== Goal ==
Reproduce every record below exactly as written, leaving out any pictures.
***** Extracted data
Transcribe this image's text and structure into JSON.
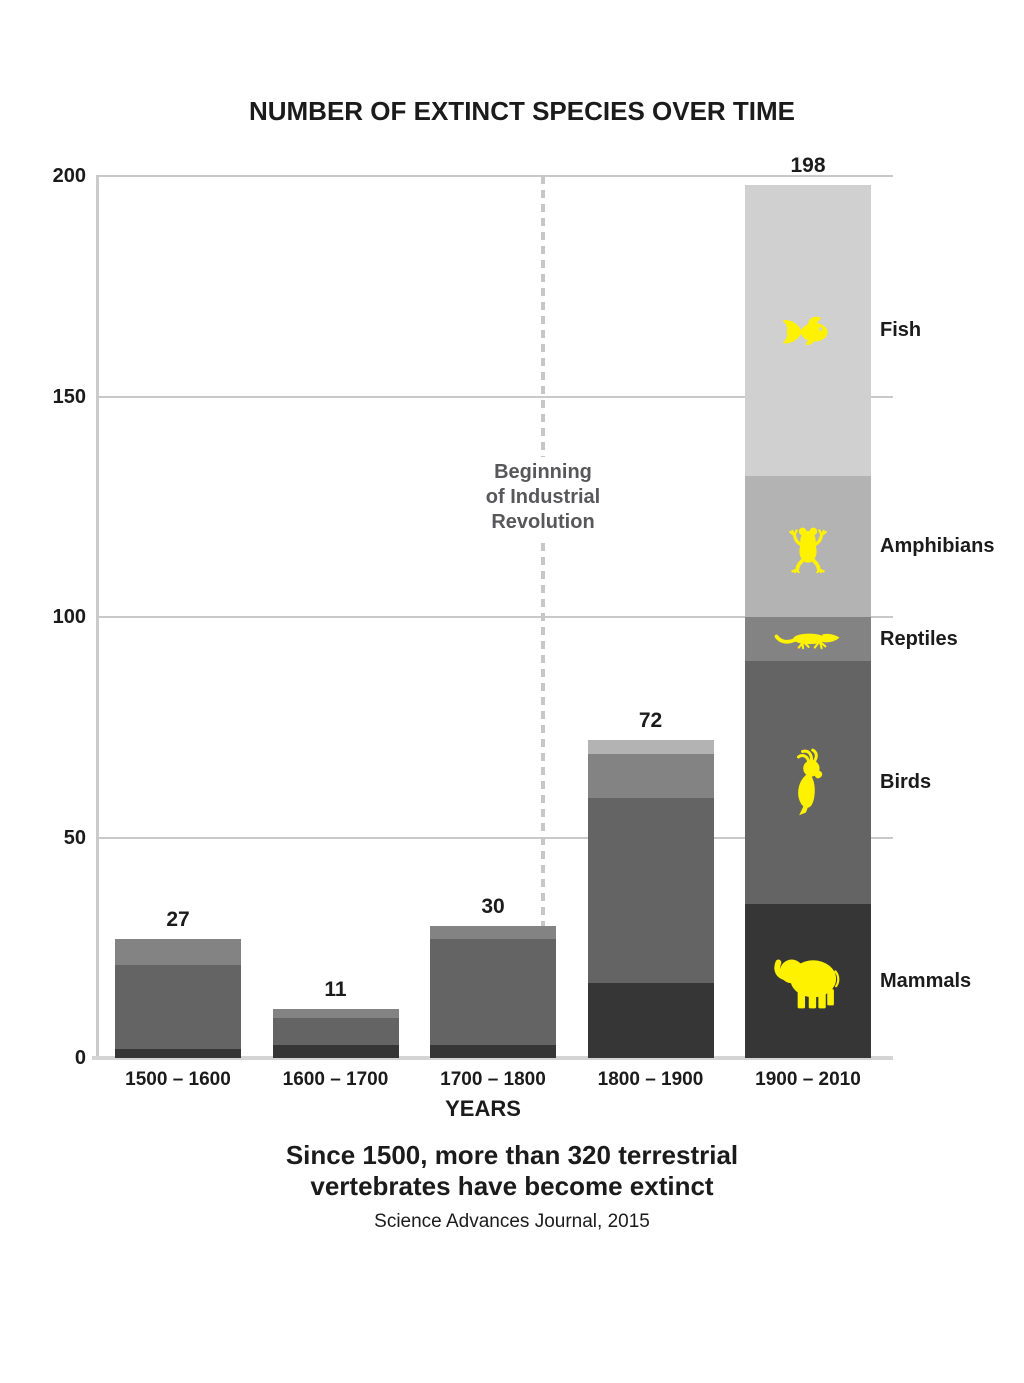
{
  "page": {
    "caption_lines": [
      "Since 1500, more than 320 terrestrial",
      "vertebrates have become extinct"
    ],
    "source": "Science Advances Journal, 2015"
  },
  "chart_data": {
    "type": "bar",
    "stacked": true,
    "title": "NUMBER OF EXTINCT SPECIES OVER TIME",
    "xlabel": "YEARS",
    "ylabel": "",
    "ylim": [
      0,
      200
    ],
    "yticks": [
      0,
      50,
      100,
      150,
      200
    ],
    "grid": true,
    "legend_position": "right-of-last-bar",
    "categories": [
      "1500 – 1600",
      "1600 – 1700",
      "1700 – 1800",
      "1800 – 1900",
      "1900 – 2010"
    ],
    "totals": [
      27,
      11,
      30,
      72,
      198
    ],
    "series": [
      {
        "name": "Mammals",
        "icon": "elephant-icon",
        "color": "#363636",
        "values": [
          2,
          3,
          3,
          17,
          35
        ]
      },
      {
        "name": "Birds",
        "icon": "cockatoo-icon",
        "color": "#646464",
        "values": [
          19,
          6,
          24,
          42,
          55
        ]
      },
      {
        "name": "Reptiles",
        "icon": "lizard-icon",
        "color": "#838383",
        "values": [
          6,
          2,
          3,
          10,
          10
        ]
      },
      {
        "name": "Amphibians",
        "icon": "frog-icon",
        "color": "#b3b3b3",
        "values": [
          0,
          0,
          0,
          3,
          32
        ]
      },
      {
        "name": "Fish",
        "icon": "fish-icon",
        "color": "#d0d0d0",
        "values": [
          0,
          0,
          0,
          0,
          66
        ]
      }
    ],
    "annotation": {
      "lines": [
        "Beginning",
        "of Industrial",
        "Revolution"
      ],
      "between_categories": [
        "1700 – 1800",
        "1800 – 1900"
      ]
    },
    "icon_color": "#fff200",
    "grid_color": "#c9c9c9"
  }
}
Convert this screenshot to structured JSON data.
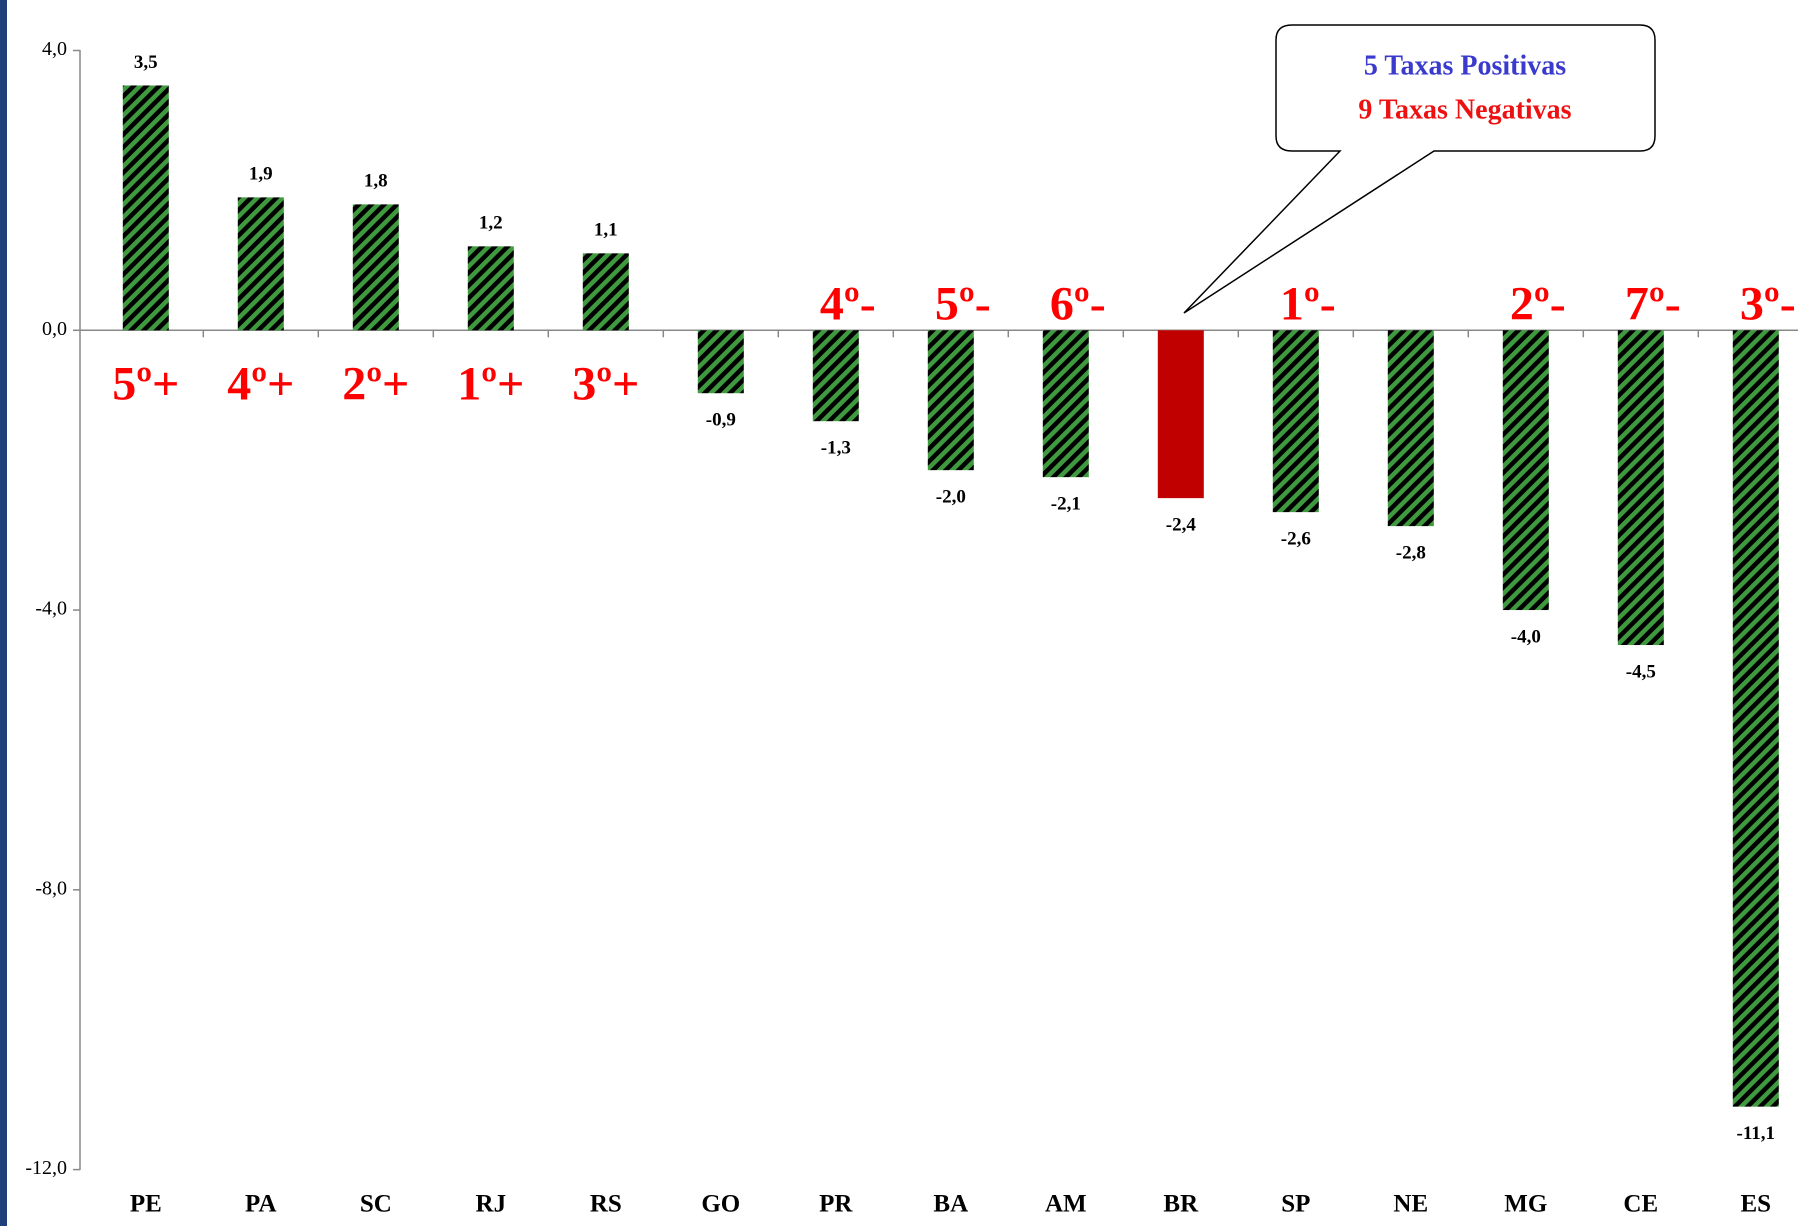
{
  "chart_data": {
    "type": "bar",
    "categories": [
      "PE",
      "PA",
      "SC",
      "RJ",
      "RS",
      "GO",
      "PR",
      "BA",
      "AM",
      "BR",
      "SP",
      "NE",
      "MG",
      "CE",
      "ES"
    ],
    "values": [
      3.5,
      1.9,
      1.8,
      1.2,
      1.1,
      -0.9,
      -1.3,
      -2.0,
      -2.1,
      -2.4,
      -2.6,
      -2.8,
      -4.0,
      -4.5,
      -11.1
    ],
    "value_labels": [
      "3,5",
      "1,9",
      "1,8",
      "1,2",
      "1,1",
      "-0,9",
      "-1,3",
      "-2,0",
      "-2,1",
      "-2,4",
      "-2,6",
      "-2,8",
      "-4,0",
      "-4,5",
      "-11,1"
    ],
    "rank_labels": [
      "5º+",
      "4º+",
      "2º+",
      "1º+",
      "3º+",
      null,
      "4º-",
      "5º-",
      "6º-",
      null,
      "1º-",
      null,
      "2º-",
      "7º-",
      "3º-"
    ],
    "color": "#3f9a3f",
    "hatched": true,
    "highlight_category": "BR",
    "highlight_color": "#c00000",
    "ylim": [
      -12,
      4
    ],
    "yticks": [
      {
        "value": 4,
        "label": "4,0"
      },
      {
        "value": 0,
        "label": "0,0"
      },
      {
        "value": -4,
        "label": "-4,0"
      },
      {
        "value": -8,
        "label": "-8,0"
      },
      {
        "value": -12,
        "label": "-12,0"
      }
    ],
    "annotations": [
      {
        "text": "5 Taxas Positivas",
        "color": "#3a3acc"
      },
      {
        "text": "9 Taxas Negativas",
        "color": "#ee1111"
      }
    ]
  }
}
**********
== Response below ==
Transcribe this image's text and structure into JSON.
{
  "page": {
    "caption_lines": [
      "Since 1500, more than 320 terrestrial",
      "vertebrates have become extinct"
    ],
    "source": "Science Advances Journal, 2015"
  },
  "chart_data": {
    "type": "bar",
    "stacked": true,
    "title": "NUMBER OF EXTINCT SPECIES OVER TIME",
    "xlabel": "YEARS",
    "ylabel": "",
    "ylim": [
      0,
      200
    ],
    "yticks": [
      0,
      50,
      100,
      150,
      200
    ],
    "grid": true,
    "legend_position": "right-of-last-bar",
    "categories": [
      "1500 – 1600",
      "1600 – 1700",
      "1700 – 1800",
      "1800 – 1900",
      "1900 – 2010"
    ],
    "totals": [
      27,
      11,
      30,
      72,
      198
    ],
    "series": [
      {
        "name": "Mammals",
        "icon": "elephant-icon",
        "color": "#363636",
        "values": [
          2,
          3,
          3,
          17,
          35
        ]
      },
      {
        "name": "Birds",
        "icon": "cockatoo-icon",
        "color": "#646464",
        "values": [
          19,
          6,
          24,
          42,
          55
        ]
      },
      {
        "name": "Reptiles",
        "icon": "lizard-icon",
        "color": "#838383",
        "values": [
          6,
          2,
          3,
          10,
          10
        ]
      },
      {
        "name": "Amphibians",
        "icon": "frog-icon",
        "color": "#b3b3b3",
        "values": [
          0,
          0,
          0,
          3,
          32
        ]
      },
      {
        "name": "Fish",
        "icon": "fish-icon",
        "color": "#d0d0d0",
        "values": [
          0,
          0,
          0,
          0,
          66
        ]
      }
    ],
    "annotation": {
      "lines": [
        "Beginning",
        "of Industrial",
        "Revolution"
      ],
      "between_categories": [
        "1700 – 1800",
        "1800 – 1900"
      ]
    },
    "icon_color": "#fff200",
    "grid_color": "#c9c9c9"
  }
}
Convert this screenshot to structured JSON data.
{
  "chart_data": {
    "type": "bar",
    "categories": [
      "PE",
      "PA",
      "SC",
      "RJ",
      "RS",
      "GO",
      "PR",
      "BA",
      "AM",
      "BR",
      "SP",
      "NE",
      "MG",
      "CE",
      "ES"
    ],
    "values": [
      3.5,
      1.9,
      1.8,
      1.2,
      1.1,
      -0.9,
      -1.3,
      -2.0,
      -2.1,
      -2.4,
      -2.6,
      -2.8,
      -4.0,
      -4.5,
      -11.1
    ],
    "value_labels": [
      "3,5",
      "1,9",
      "1,8",
      "1,2",
      "1,1",
      "-0,9",
      "-1,3",
      "-2,0",
      "-2,1",
      "-2,4",
      "-2,6",
      "-2,8",
      "-4,0",
      "-4,5",
      "-11,1"
    ],
    "rank_labels": [
      "5º+",
      "4º+",
      "2º+",
      "1º+",
      "3º+",
      null,
      "4º-",
      "5º-",
      "6º-",
      null,
      "1º-",
      null,
      "2º-",
      "7º-",
      "3º-"
    ],
    "color": "#3f9a3f",
    "hatched": true,
    "highlight_category": "BR",
    "highlight_color": "#c00000",
    "ylim": [
      -12,
      4
    ],
    "yticks": [
      {
        "value": 4,
        "label": "4,0"
      },
      {
        "value": 0,
        "label": "0,0"
      },
      {
        "value": -4,
        "label": "-4,0"
      },
      {
        "value": -8,
        "label": "-8,0"
      },
      {
        "value": -12,
        "label": "-12,0"
      }
    ],
    "annotations": [
      {
        "text": "5 Taxas Positivas",
        "color": "#3a3acc"
      },
      {
        "text": "9 Taxas Negativas",
        "color": "#ee1111"
      }
    ]
  }
}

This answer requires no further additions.